**GOAL OF THE EXERCISE**: Leaving out every picture, quote the data below exactly as it appears.

Excerpts from a figure dataset:
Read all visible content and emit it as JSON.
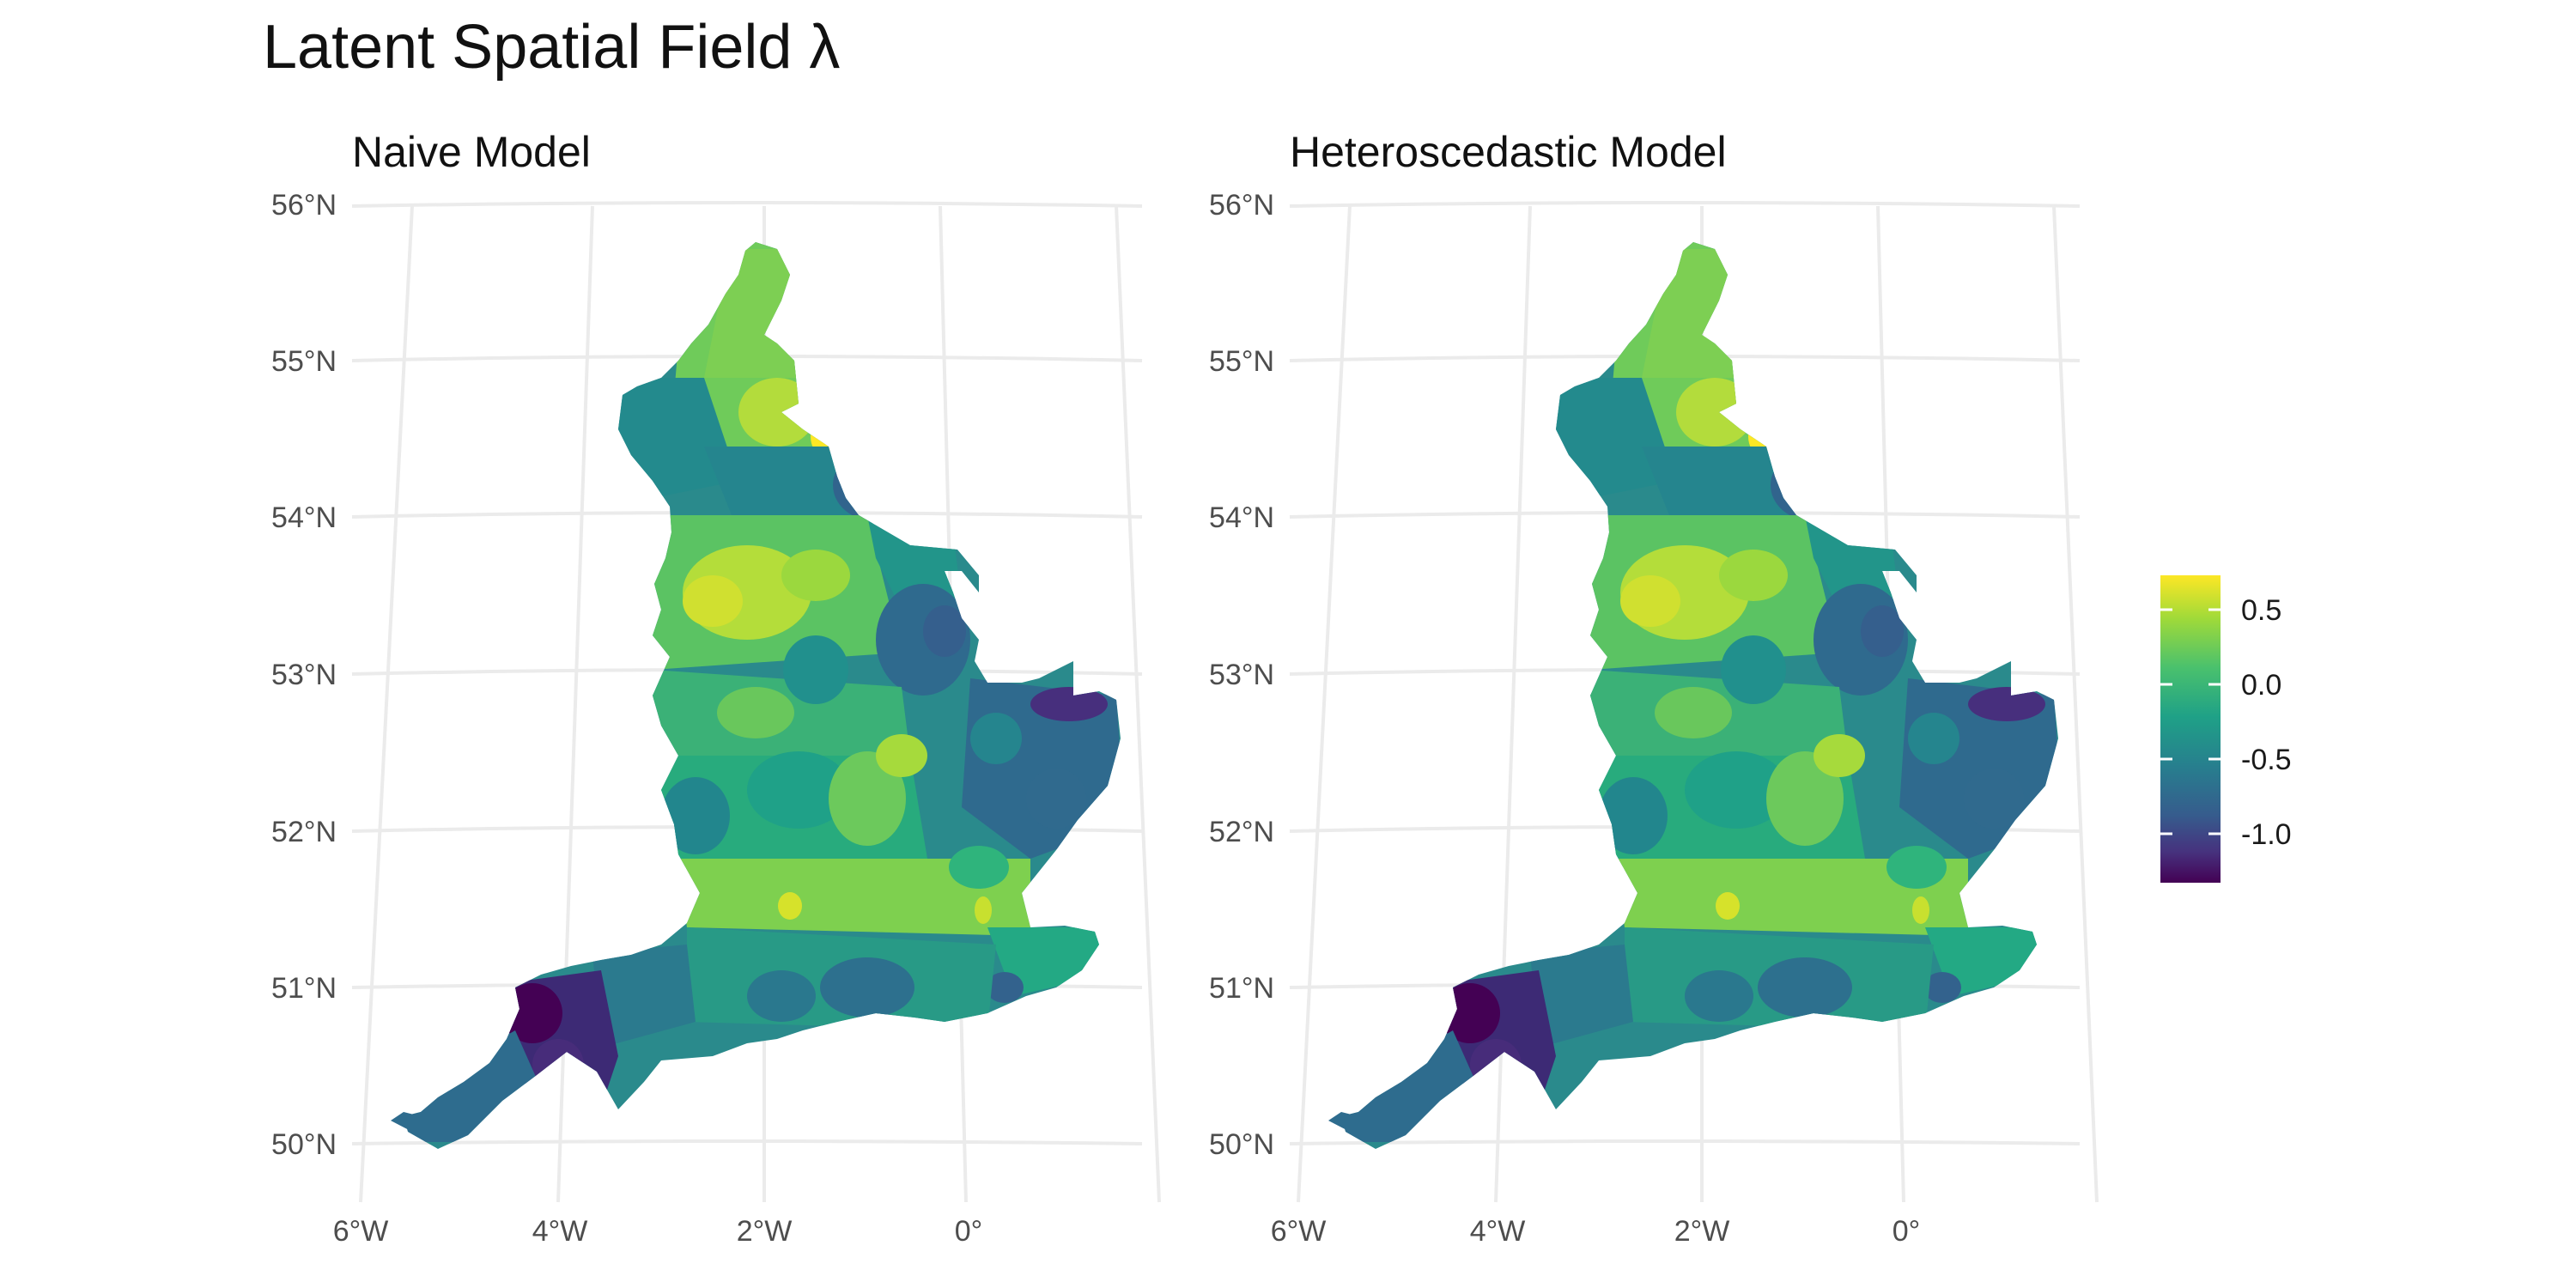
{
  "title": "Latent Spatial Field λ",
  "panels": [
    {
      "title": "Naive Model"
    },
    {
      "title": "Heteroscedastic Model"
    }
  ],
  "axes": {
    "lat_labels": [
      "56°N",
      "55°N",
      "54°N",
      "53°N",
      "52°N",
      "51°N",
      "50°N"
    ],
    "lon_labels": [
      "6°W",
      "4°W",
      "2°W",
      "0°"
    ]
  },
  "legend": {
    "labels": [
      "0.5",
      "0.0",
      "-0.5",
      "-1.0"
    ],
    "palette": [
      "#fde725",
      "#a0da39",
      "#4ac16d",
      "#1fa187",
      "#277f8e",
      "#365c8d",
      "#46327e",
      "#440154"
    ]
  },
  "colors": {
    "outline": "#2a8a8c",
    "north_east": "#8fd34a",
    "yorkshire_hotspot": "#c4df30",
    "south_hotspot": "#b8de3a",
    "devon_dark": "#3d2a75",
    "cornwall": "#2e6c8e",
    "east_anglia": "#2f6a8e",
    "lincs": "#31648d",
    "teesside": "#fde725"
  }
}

**THE RESULT**:
Read all visible content and emit it as JSON.
{
  "title": "Latent Spatial Field λ",
  "panels": [
    {
      "title": "Naive Model"
    },
    {
      "title": "Heteroscedastic Model"
    }
  ],
  "axes": {
    "lat_labels": [
      "56°N",
      "55°N",
      "54°N",
      "53°N",
      "52°N",
      "51°N",
      "50°N"
    ],
    "lon_labels": [
      "6°W",
      "4°W",
      "2°W",
      "0°"
    ]
  },
  "legend": {
    "labels": [
      "0.5",
      "0.0",
      "-0.5",
      "-1.0"
    ],
    "palette": [
      "#fde725",
      "#a0da39",
      "#4ac16d",
      "#1fa187",
      "#277f8e",
      "#365c8d",
      "#46327e",
      "#440154"
    ]
  },
  "colors": {
    "outline": "#2a8a8c",
    "north_east": "#8fd34a",
    "yorkshire_hotspot": "#c4df30",
    "south_hotspot": "#b8de3a",
    "devon_dark": "#3d2a75",
    "cornwall": "#2e6c8e",
    "east_anglia": "#2f6a8e",
    "lincs": "#31648d",
    "teesside": "#fde725"
  }
}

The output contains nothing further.